Tell how many lines include the string "color". Answer with a single number.

————————

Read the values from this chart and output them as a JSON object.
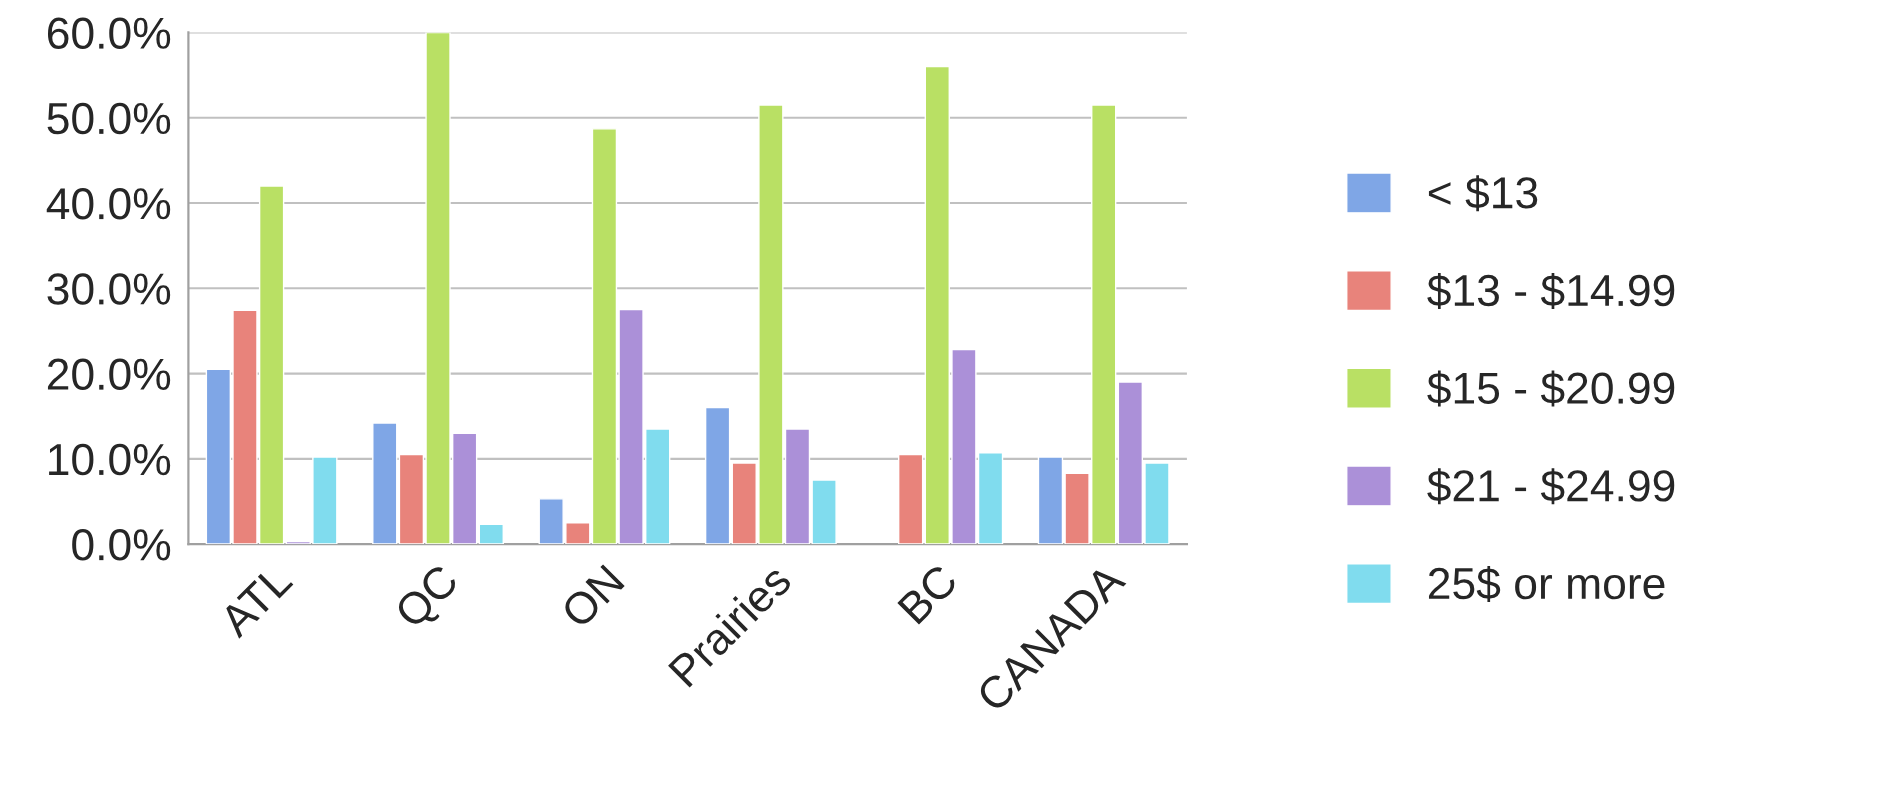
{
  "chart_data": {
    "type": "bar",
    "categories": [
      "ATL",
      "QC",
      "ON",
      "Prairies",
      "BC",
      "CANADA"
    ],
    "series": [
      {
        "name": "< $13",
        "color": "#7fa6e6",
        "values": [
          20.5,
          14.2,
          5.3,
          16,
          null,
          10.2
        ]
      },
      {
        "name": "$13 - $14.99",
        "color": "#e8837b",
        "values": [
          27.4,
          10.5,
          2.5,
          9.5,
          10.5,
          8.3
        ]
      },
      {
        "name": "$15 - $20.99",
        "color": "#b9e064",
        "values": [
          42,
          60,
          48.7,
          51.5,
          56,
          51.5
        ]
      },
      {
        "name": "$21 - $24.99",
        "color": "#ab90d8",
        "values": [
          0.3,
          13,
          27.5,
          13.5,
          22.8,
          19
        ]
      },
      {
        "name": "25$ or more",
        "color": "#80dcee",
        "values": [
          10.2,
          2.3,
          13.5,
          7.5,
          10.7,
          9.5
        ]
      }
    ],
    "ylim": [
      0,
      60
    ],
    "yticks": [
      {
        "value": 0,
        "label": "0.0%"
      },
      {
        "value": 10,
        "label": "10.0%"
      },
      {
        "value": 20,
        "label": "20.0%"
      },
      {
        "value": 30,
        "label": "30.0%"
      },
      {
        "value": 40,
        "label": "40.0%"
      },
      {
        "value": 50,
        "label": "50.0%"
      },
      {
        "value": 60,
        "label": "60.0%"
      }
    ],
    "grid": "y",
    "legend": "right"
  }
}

————————

CORRECT RESULT: 5